Fabrication of Nanocrystalline BaTiO3 Ceramics by Ultra-High Pressure Sintering

1.
Department of Materials Science and Engineering, Henan University of Technology, Zhengzhou 450007, China;
2.
Institute of Physics, Chinese Academy of Science, Beijing 100080, China

More Information

Corresponding author: XIAO Chang-Jiang

摘要

摘要: 将10 nm钛酸钡粉在6 GPa超高压条件下进行烧结，得到了晶粒大小约为30 nm的钛酸钡陶瓷。用扫描电子显微镜和原子力显微镜观测了样品的微观结构。研究表明，由于超高压能够压碎纳米粉体中的团聚体，而且能增加烧结的驱动力，降低成核的势垒，从而使成核速率增加；同时由于扩散能力的降低而使生长速率减小，所以超高压烧结能在较低的温度和较短的时间内得到致密的纳米陶瓷。用压电力显微镜对样品的压电性能进行了检测。在30 nm钛酸钡陶瓷的不同区域内，都存在完整的压电响应回线，说明在30 nm钛酸钡陶瓷中存在压电性。此外，由于超高压的还原性气氛，使钛酸钡陶瓷在烧结过程中产生了氧空位，氧空位俘获电子而形成F+色心，使钛酸钡陶瓷颜色变黑。

Exercise = From the BaTiO3 sintering page, list every distinct quantity with a unit that appears in the abstract. Give each one once.

Extracted records =

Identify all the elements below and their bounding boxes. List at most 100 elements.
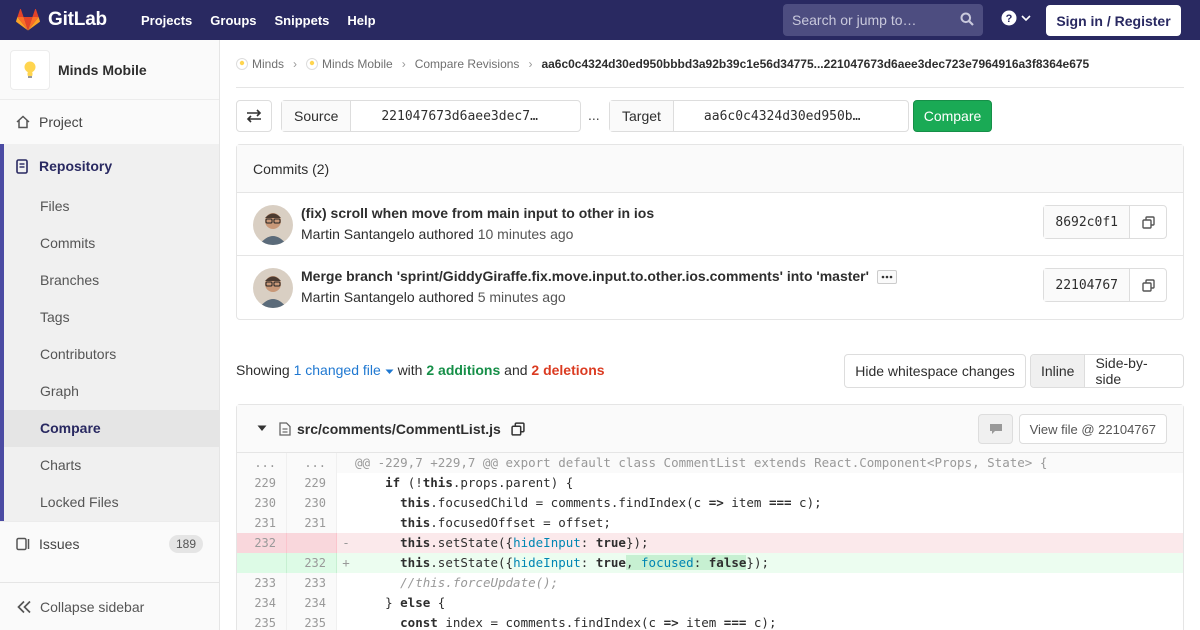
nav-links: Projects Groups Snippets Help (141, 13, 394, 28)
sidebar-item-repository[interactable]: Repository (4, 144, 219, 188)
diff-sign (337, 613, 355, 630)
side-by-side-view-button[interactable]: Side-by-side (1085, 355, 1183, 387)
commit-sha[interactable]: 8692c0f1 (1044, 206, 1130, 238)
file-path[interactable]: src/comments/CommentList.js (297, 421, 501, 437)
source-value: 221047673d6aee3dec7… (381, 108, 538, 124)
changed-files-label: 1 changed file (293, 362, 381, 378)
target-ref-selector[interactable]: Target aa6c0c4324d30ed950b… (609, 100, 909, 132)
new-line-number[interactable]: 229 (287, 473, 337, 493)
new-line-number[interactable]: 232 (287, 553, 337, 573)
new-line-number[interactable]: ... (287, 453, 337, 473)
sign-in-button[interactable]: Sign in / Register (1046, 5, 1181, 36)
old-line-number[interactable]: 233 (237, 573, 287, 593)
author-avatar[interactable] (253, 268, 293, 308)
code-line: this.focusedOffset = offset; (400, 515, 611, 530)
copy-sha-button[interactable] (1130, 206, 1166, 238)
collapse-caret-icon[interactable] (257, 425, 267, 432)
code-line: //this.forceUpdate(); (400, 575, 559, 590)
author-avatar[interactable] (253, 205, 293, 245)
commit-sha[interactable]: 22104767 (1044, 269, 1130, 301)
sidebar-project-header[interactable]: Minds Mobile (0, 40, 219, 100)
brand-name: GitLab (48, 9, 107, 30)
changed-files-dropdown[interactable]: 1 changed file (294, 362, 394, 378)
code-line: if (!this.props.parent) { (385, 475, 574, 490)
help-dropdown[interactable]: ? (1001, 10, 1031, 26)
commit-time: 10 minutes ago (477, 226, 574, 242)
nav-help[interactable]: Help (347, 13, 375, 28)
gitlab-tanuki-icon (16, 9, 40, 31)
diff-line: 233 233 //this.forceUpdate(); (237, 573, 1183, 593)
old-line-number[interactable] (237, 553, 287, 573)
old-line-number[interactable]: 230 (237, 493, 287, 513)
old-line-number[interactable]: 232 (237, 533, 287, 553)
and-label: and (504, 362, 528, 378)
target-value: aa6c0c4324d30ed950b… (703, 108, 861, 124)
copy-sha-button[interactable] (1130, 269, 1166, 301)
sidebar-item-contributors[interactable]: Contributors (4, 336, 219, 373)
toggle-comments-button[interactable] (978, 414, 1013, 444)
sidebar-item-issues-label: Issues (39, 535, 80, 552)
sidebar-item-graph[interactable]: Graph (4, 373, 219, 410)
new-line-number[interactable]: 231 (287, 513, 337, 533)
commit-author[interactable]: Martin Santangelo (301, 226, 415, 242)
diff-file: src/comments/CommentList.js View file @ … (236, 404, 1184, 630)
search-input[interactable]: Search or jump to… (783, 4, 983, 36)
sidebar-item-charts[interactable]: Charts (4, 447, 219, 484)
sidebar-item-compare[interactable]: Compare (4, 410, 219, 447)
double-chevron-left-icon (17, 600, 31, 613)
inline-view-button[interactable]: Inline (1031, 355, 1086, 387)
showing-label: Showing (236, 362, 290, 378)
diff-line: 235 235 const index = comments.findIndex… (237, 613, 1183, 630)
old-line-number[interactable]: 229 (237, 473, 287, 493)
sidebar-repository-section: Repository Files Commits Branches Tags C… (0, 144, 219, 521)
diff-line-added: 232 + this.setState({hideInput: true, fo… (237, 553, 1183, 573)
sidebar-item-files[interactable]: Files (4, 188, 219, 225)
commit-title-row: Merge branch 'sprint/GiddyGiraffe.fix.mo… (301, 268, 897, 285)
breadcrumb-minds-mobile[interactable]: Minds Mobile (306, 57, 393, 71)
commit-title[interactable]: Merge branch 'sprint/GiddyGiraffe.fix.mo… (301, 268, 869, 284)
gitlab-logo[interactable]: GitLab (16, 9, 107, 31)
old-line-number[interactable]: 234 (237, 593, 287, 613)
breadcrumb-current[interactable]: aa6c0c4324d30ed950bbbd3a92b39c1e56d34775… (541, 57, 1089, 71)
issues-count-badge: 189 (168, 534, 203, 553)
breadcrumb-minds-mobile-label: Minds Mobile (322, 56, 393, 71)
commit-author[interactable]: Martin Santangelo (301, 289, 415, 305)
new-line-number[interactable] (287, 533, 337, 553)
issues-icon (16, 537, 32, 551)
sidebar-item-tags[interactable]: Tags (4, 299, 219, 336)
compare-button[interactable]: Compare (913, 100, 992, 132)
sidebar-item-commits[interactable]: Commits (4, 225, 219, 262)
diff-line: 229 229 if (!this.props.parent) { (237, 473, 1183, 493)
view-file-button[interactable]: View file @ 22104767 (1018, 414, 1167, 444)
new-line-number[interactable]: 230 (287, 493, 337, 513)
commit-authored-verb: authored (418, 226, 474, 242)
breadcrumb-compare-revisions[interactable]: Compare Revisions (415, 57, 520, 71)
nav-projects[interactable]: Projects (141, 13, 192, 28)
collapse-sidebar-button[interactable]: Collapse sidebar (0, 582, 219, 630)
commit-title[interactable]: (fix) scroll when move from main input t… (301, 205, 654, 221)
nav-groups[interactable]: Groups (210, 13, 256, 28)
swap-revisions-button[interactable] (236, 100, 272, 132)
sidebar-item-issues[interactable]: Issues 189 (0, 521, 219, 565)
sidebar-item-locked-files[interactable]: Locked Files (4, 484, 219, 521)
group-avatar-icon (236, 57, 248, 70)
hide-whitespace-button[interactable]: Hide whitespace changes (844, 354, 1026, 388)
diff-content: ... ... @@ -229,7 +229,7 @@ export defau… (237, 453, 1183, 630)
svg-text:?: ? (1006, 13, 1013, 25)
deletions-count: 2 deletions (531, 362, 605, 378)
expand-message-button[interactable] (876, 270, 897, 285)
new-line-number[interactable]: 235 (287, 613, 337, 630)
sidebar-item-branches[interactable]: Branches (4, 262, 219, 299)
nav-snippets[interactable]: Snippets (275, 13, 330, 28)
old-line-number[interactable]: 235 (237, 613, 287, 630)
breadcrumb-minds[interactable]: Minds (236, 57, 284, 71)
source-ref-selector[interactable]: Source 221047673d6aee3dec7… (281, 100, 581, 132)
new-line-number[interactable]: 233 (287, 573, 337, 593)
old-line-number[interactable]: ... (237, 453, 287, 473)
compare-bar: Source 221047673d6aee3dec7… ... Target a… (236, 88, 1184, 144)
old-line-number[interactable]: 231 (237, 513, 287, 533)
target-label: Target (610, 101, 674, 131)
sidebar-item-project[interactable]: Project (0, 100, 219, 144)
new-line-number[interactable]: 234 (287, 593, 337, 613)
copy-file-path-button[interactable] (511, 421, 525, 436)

--

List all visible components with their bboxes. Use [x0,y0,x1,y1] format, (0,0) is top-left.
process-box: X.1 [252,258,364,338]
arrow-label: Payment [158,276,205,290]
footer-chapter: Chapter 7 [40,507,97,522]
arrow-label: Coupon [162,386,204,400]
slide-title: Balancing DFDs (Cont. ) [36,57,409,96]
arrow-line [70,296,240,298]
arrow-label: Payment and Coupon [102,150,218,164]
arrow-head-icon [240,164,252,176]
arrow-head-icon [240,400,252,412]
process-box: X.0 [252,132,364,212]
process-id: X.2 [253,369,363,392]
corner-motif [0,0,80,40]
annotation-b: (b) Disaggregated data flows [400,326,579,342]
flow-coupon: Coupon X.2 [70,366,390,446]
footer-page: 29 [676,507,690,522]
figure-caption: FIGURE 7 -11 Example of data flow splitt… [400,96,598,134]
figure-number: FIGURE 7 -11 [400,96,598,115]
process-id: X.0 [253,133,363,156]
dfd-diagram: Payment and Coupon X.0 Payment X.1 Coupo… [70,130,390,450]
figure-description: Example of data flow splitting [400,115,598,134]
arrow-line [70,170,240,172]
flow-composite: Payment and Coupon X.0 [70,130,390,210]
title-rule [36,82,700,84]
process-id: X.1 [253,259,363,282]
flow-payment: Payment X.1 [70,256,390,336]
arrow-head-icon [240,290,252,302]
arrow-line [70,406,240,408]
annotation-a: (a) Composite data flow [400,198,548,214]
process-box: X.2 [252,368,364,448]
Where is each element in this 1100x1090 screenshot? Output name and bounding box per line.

---

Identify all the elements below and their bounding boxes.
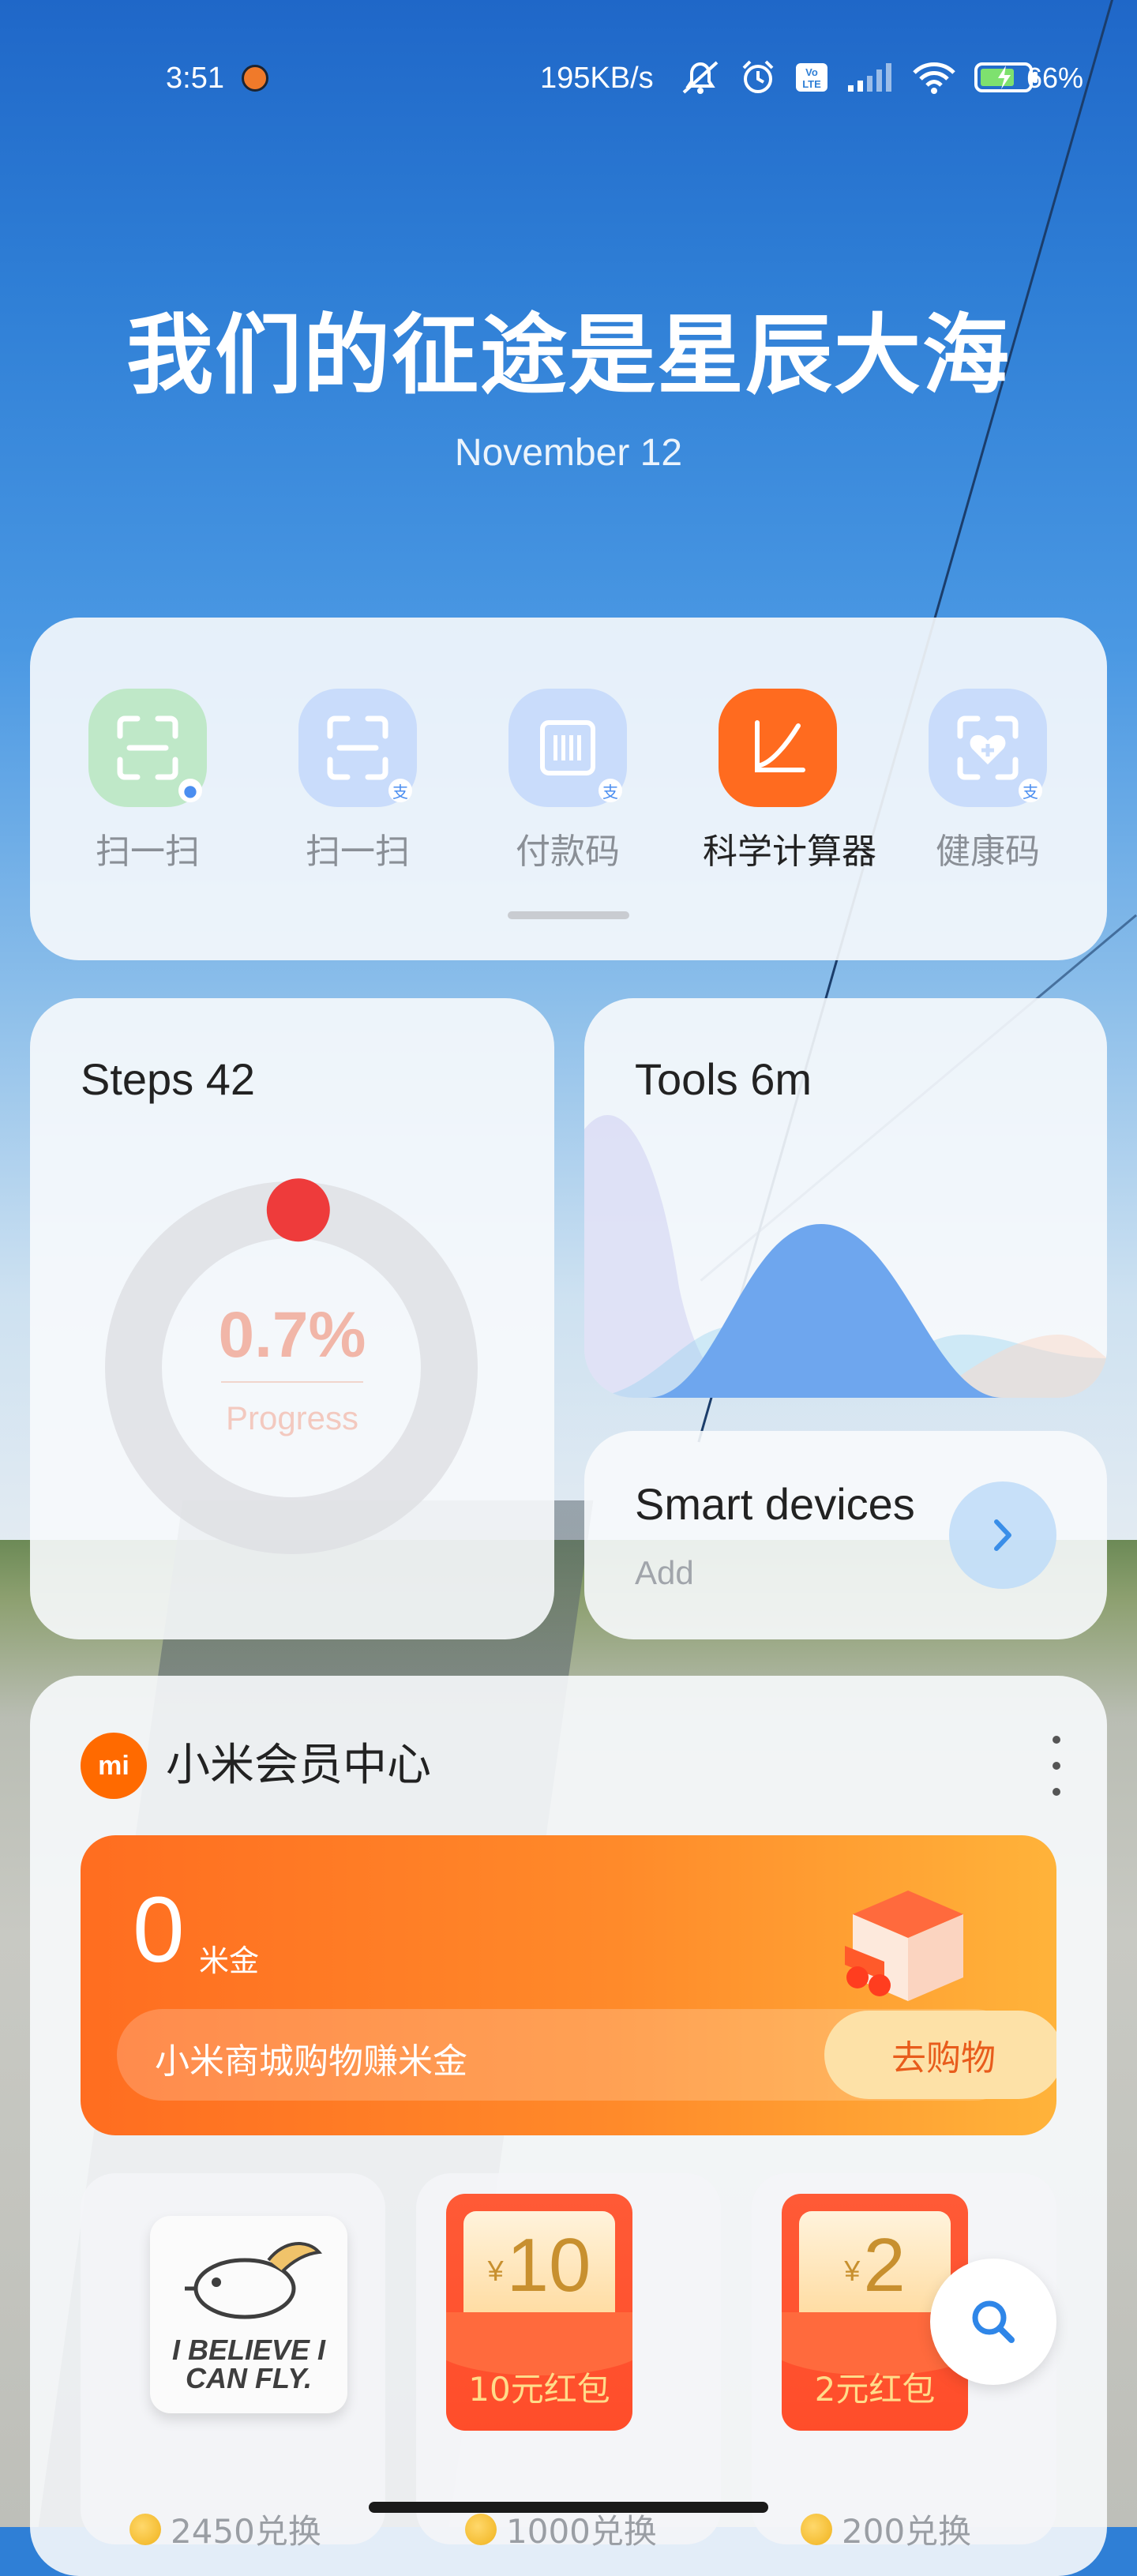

Reply to the exercise = 10 nm, 6 GPa, 30 nm